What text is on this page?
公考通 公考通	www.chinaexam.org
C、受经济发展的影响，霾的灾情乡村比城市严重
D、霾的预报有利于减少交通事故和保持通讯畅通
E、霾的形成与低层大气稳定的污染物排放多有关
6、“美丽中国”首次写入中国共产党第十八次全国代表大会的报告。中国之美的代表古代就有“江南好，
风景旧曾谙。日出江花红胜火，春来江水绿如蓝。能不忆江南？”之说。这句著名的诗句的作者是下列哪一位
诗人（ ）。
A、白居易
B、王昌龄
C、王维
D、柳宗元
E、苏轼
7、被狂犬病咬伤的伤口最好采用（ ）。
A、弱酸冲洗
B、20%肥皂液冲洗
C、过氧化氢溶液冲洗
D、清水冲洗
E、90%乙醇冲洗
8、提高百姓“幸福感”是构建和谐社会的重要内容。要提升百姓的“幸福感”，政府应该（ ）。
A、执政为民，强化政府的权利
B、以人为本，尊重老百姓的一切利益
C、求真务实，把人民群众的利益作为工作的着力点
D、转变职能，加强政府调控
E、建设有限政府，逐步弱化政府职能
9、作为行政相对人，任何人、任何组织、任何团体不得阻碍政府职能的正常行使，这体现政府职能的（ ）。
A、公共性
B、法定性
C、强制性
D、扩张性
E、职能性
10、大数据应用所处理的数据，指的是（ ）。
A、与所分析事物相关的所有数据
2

> **WORK TO BE COMPLETED**: Reproduce the records word for word.

> **TASK RESPONSE**:
What text is on this page?
公考通 公考通	www.chinaexam.org
C、受经济发展的影响，霾的灾情乡村比城市严重
D、霾的预报有利于减少交通事故和保持通讯畅通
E、霾的形成与低层大气稳定的污染物排放多有关
6、“美丽中国”首次写入中国共产党第十八次全国代表大会的报告。中国之美的代表古代就有“江南好，
风景旧曾谙。日出江花红胜火，春来江水绿如蓝。能不忆江南？”之说。这句著名的诗句的作者是下列哪一位
诗人（ ）。
A、白居易
B、王昌龄
C、王维
D、柳宗元
E、苏轼
7、被狂犬病咬伤的伤口最好采用（ ）。
A、弱酸冲洗
B、20%肥皂液冲洗
C、过氧化氢溶液冲洗
D、清水冲洗
E、90%乙醇冲洗
8、提高百姓“幸福感”是构建和谐社会的重要内容。要提升百姓的“幸福感”，政府应该（ ）。
A、执政为民，强化政府的权利
B、以人为本，尊重老百姓的一切利益
C、求真务实，把人民群众的利益作为工作的着力点
D、转变职能，加强政府调控
E、建设有限政府，逐步弱化政府职能
9、作为行政相对人，任何人、任何组织、任何团体不得阻碍政府职能的正常行使，这体现政府职能的（ ）。
A、公共性
B、法定性
C、强制性
D、扩张性
E、职能性
10、大数据应用所处理的数据，指的是（ ）。
A、与所分析事物相关的所有数据
2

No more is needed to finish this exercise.